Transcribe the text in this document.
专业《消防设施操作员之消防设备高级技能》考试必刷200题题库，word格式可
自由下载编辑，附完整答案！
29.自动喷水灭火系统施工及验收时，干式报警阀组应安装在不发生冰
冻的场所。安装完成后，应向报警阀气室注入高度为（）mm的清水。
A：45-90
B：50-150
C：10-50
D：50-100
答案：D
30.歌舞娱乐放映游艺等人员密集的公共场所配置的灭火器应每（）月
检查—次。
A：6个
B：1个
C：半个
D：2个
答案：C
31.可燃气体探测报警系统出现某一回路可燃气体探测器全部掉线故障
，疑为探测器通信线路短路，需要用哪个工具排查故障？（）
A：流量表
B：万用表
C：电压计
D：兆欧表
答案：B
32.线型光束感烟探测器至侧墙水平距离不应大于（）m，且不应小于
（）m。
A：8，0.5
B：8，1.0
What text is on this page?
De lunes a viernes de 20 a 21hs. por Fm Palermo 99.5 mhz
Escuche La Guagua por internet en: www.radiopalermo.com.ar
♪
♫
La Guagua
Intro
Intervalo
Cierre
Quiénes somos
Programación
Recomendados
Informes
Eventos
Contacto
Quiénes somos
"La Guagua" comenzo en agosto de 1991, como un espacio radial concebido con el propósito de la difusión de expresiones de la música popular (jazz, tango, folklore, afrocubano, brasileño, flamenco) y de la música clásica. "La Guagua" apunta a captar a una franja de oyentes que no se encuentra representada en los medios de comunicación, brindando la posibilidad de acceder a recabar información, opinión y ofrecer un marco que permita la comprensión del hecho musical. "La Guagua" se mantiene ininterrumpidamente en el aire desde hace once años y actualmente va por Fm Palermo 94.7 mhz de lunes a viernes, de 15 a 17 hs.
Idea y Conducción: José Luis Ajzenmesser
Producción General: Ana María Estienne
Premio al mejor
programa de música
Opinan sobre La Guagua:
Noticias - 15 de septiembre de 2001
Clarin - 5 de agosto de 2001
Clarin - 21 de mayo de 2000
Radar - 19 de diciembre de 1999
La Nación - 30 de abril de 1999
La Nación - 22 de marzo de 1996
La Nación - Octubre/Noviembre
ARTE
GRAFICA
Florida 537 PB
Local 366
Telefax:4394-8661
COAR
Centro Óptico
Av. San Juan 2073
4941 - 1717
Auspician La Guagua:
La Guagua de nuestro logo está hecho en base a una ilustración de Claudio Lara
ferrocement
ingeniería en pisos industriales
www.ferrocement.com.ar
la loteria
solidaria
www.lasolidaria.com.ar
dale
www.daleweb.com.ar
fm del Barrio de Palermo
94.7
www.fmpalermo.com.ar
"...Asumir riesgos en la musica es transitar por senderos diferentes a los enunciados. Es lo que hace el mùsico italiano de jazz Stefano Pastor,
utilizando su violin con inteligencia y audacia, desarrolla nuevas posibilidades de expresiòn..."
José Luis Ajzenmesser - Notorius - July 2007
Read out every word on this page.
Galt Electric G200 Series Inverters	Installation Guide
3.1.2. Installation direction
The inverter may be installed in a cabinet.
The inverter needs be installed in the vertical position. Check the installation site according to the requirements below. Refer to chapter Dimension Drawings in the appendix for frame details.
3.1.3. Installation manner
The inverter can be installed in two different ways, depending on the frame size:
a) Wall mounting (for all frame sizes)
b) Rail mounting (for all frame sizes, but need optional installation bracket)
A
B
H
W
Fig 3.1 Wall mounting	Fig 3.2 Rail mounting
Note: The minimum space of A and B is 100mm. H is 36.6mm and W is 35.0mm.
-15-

---

Written task:
Retype every entry word for word.

Task result:
Transcribe the text in this document.
专业《消防设施操作员之消防设备高级技能》考试必刷200题题库，word格式可
自由下载编辑，附完整答案！
29.自动喷水灭火系统施工及验收时，干式报警阀组应安装在不发生冰
冻的场所。安装完成后，应向报警阀气室注入高度为（）mm的清水。
A：45-90
B：50-150
C：10-50
D：50-100
答案：D
30.歌舞娱乐放映游艺等人员密集的公共场所配置的灭火器应每（）月
检查—次。
A：6个
B：1个
C：半个
D：2个
答案：C
31.可燃气体探测报警系统出现某一回路可燃气体探测器全部掉线故障
，疑为探测器通信线路短路，需要用哪个工具排查故障？（）
A：流量表
B：万用表
C：电压计
D：兆欧表
答案：B
32.线型光束感烟探测器至侧墙水平距离不应大于（）m，且不应小于
（）m。
A：8，0.5
B：8，1.0
What text is on this page?
De lunes a viernes de 20 a 21hs. por Fm Palermo 99.5 mhz
Escuche La Guagua por internet en: www.radiopalermo.com.ar
♪
♫
La Guagua
Intro
Intervalo
Cierre
Quiénes somos
Programación
Recomendados
Informes
Eventos
Contacto
Quiénes somos
"La Guagua" comenzo en agosto de 1991, como un espacio radial concebido con el propósito de la difusión de expresiones de la música popular (jazz, tango, folklore, afrocubano, brasileño, flamenco) y de la música clásica. "La Guagua" apunta a captar a una franja de oyentes que no se encuentra representada en los medios de comunicación, brindando la posibilidad de acceder a recabar información, opinión y ofrecer un marco que permita la comprensión del hecho musical. "La Guagua" se mantiene ininterrumpidamente en el aire desde hace once años y actualmente va por Fm Palermo 94.7 mhz de lunes a viernes, de 15 a 17 hs.
Idea y Conducción: José Luis Ajzenmesser
Producción General: Ana María Estienne
Premio al mejor
programa de música
Opinan sobre La Guagua:
Noticias - 15 de septiembre de 2001
Clarin - 5 de agosto de 2001
Clarin - 21 de mayo de 2000
Radar - 19 de diciembre de 1999
La Nación - 30 de abril de 1999
La Nación - 22 de marzo de 1996
La Nación - Octubre/Noviembre
ARTE
GRAFICA
Florida 537 PB
Local 366
Telefax:4394-8661
COAR
Centro Óptico
Av. San Juan 2073
4941 - 1717
Auspician La Guagua:
La Guagua de nuestro logo está hecho en base a una ilustración de Claudio Lara
ferrocement
ingeniería en pisos industriales
www.ferrocement.com.ar
la loteria
solidaria
www.lasolidaria.com.ar
dale
www.daleweb.com.ar
fm del Barrio de Palermo
94.7
www.fmpalermo.com.ar
"...Asumir riesgos en la musica es transitar por senderos diferentes a los enunciados. Es lo que hace el mùsico italiano de jazz Stefano Pastor,
utilizando su violin con inteligencia y audacia, desarrolla nuevas posibilidades de expresiòn..."
José Luis Ajzenmesser - Notorius - July 2007
Read out every word on this page.
Galt Electric G200 Series Inverters	Installation Guide
3.1.2. Installation direction
The inverter may be installed in a cabinet.
The inverter needs be installed in the vertical position. Check the installation site according to the requirements below. Refer to chapter Dimension Drawings in the appendix for frame details.
3.1.3. Installation manner
The inverter can be installed in two different ways, depending on the frame size:
a) Wall mounting (for all frame sizes)
b) Rail mounting (for all frame sizes, but need optional installation bracket)
A
B
H
W
Fig 3.1 Wall mounting	Fig 3.2 Rail mounting
Note: The minimum space of A and B is 100mm. H is 36.6mm and W is 35.0mm.
-15-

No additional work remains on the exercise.